:: Data provided ::

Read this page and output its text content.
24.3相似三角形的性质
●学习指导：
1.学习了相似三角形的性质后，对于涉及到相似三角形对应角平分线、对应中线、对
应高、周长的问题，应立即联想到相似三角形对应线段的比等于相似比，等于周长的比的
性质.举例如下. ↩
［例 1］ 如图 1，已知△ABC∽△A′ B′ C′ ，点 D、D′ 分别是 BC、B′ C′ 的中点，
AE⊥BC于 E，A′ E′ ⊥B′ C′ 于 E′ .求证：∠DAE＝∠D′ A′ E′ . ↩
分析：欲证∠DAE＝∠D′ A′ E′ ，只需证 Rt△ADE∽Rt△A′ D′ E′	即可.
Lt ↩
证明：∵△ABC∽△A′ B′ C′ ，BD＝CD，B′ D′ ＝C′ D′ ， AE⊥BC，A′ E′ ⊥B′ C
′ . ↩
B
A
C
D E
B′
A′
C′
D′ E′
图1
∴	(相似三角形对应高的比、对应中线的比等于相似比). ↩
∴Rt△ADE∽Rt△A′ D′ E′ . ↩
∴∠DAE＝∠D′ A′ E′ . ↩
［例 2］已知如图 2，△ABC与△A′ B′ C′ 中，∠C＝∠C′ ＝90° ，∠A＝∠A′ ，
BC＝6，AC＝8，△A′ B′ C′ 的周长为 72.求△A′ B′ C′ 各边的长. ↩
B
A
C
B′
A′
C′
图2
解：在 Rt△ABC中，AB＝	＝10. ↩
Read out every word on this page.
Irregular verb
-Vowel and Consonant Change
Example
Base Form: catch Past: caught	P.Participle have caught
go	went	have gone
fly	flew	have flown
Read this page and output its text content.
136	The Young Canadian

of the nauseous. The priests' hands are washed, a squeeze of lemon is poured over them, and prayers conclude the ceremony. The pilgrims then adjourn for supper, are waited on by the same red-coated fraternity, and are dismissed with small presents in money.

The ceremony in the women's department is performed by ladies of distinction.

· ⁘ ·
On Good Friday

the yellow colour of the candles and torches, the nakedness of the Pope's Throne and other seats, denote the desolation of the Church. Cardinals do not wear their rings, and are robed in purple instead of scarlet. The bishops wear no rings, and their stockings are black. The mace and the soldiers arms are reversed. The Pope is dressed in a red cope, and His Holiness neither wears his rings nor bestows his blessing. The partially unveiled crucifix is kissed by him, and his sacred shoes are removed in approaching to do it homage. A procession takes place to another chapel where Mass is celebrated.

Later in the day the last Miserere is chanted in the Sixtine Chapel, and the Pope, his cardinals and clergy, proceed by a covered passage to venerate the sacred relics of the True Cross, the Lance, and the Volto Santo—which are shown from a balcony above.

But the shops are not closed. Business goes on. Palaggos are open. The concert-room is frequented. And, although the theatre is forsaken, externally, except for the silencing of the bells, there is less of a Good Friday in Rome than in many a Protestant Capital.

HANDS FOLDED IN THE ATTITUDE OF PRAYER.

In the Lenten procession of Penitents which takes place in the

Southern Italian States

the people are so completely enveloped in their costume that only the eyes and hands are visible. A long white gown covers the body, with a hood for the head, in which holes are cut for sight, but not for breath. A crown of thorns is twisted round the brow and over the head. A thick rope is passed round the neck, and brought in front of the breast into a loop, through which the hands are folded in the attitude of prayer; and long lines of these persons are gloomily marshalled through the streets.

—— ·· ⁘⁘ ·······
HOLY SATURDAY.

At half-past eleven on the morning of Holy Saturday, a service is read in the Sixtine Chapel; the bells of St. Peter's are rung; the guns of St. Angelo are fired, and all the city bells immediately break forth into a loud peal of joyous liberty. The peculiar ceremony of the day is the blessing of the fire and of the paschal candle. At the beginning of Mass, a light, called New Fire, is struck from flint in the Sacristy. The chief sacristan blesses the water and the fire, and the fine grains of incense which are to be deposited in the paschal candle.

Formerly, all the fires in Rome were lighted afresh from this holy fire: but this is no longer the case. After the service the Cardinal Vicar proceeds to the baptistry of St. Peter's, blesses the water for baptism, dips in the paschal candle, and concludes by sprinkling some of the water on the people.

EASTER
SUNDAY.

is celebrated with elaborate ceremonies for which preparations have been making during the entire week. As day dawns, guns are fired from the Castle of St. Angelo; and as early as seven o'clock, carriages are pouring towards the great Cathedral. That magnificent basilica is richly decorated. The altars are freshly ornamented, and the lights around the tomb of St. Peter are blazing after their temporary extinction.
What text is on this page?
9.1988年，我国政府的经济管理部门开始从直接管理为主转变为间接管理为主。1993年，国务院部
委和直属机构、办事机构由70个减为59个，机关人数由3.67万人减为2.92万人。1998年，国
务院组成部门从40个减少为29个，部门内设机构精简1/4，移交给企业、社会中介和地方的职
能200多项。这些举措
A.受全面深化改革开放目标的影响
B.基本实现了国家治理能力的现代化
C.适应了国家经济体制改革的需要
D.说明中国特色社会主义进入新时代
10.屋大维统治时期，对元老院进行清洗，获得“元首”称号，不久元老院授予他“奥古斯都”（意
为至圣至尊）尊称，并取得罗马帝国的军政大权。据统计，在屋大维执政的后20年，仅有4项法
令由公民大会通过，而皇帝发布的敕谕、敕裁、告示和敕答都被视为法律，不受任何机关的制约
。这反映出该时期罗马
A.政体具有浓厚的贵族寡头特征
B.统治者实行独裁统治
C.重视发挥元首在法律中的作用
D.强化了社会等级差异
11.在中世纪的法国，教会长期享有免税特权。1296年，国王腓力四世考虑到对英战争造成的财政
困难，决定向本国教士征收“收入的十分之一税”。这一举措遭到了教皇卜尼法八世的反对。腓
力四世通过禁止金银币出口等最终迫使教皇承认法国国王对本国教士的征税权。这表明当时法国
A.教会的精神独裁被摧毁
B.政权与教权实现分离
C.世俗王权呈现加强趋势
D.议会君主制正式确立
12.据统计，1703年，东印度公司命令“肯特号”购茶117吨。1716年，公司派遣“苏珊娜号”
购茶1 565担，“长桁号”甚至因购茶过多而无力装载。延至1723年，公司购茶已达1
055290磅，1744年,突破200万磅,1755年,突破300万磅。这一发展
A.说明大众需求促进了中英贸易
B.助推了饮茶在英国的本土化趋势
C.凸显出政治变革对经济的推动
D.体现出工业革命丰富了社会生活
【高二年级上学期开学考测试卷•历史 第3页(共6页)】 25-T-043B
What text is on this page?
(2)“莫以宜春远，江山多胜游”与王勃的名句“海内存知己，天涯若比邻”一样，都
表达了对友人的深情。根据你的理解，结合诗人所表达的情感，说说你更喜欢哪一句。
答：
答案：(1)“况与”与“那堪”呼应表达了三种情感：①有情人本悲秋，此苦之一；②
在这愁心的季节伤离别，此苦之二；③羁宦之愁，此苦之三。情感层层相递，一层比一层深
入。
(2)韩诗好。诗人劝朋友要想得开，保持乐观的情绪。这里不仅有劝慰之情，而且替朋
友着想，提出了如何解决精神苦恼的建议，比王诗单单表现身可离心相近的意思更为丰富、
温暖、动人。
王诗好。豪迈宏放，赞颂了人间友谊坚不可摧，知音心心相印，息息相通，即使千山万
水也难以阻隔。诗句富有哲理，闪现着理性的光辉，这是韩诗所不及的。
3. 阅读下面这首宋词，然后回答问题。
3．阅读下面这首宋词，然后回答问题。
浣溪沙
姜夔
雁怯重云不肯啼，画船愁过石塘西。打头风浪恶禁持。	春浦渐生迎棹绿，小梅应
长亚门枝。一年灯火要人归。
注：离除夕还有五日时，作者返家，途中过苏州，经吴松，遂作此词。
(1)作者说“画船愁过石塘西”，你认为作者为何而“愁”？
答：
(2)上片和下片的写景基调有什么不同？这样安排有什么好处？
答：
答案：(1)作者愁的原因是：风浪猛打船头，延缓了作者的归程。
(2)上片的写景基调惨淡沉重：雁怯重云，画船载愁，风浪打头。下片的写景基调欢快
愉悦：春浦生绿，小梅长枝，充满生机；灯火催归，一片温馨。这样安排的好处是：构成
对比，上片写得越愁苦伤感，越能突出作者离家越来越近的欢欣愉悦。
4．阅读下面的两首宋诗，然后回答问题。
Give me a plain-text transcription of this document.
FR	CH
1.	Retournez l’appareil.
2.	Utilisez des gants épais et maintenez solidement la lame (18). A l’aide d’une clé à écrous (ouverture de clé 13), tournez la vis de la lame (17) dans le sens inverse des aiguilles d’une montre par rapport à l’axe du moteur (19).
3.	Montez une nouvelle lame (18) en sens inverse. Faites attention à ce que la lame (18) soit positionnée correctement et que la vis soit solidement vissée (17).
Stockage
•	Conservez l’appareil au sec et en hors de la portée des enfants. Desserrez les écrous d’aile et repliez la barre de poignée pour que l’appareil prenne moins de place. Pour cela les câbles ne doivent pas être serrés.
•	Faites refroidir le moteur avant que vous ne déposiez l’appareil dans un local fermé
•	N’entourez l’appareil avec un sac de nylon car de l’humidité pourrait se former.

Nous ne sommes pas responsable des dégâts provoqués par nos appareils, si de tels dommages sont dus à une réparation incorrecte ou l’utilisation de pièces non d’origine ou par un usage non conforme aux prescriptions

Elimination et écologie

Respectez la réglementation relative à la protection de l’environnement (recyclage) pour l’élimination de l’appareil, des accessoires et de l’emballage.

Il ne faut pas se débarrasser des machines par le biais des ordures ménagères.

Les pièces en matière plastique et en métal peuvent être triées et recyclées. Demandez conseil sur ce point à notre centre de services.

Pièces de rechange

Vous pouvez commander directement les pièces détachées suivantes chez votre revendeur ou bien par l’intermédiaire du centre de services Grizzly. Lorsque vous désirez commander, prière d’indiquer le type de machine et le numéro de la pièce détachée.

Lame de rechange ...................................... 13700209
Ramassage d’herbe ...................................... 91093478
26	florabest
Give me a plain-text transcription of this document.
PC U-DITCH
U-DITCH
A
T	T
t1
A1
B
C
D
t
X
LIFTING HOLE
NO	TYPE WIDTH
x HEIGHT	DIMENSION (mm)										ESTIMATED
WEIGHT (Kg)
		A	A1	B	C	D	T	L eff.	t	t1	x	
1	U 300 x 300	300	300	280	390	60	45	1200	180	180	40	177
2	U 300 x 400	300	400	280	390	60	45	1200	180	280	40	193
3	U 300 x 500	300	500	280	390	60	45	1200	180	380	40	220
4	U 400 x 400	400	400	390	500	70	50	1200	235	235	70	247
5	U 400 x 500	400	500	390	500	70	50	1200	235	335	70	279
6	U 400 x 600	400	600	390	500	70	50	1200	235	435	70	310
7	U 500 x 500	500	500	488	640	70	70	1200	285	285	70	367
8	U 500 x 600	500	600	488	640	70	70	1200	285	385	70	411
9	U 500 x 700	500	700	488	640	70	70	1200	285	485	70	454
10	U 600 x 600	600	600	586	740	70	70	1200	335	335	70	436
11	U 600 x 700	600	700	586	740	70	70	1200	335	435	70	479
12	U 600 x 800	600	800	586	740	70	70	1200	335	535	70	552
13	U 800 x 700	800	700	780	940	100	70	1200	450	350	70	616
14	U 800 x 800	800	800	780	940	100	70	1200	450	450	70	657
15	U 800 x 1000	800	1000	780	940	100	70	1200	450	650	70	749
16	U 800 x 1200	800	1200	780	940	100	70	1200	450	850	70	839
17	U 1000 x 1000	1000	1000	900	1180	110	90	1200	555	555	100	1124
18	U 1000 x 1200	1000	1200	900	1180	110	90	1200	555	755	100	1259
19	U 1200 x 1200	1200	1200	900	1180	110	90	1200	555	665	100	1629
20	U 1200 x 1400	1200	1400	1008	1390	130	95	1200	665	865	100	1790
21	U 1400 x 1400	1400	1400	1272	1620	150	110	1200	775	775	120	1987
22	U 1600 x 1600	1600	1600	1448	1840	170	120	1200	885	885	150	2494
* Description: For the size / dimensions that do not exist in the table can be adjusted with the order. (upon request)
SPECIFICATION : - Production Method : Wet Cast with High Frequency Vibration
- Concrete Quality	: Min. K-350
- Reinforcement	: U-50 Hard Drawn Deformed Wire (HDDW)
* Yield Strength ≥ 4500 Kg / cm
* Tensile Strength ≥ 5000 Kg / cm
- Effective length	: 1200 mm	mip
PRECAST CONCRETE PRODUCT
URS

:::

Problem - Take each line containing the string "sacred" and copy it out.

Solved problem -
the yellow colour of the candles and torches, the nakedness of the Pope's Throne and other seats, denote the desolation of the Church. Cardinals do not wear their rings, and are robed in purple instead of scarlet. The bishops wear no rings, and their stockings are black. The mace and the soldiers arms are reversed. The Pope is dressed in a red cope, and His Holiness neither wears his rings nor bestows his blessing. The partially unveiled crucifix is kissed by him, and his sacred shoes are removed in approaching to do it homage. A procession takes place to another chapel where Mass is celebrated.
Later in the day the last Miserere is chanted in the Sixtine Chapel, and the Pope, his cardinals and clergy, proceed by a covered passage to venerate the sacred relics of the True Cross, the Lance, and the Volto Santo—which are shown from a balcony above.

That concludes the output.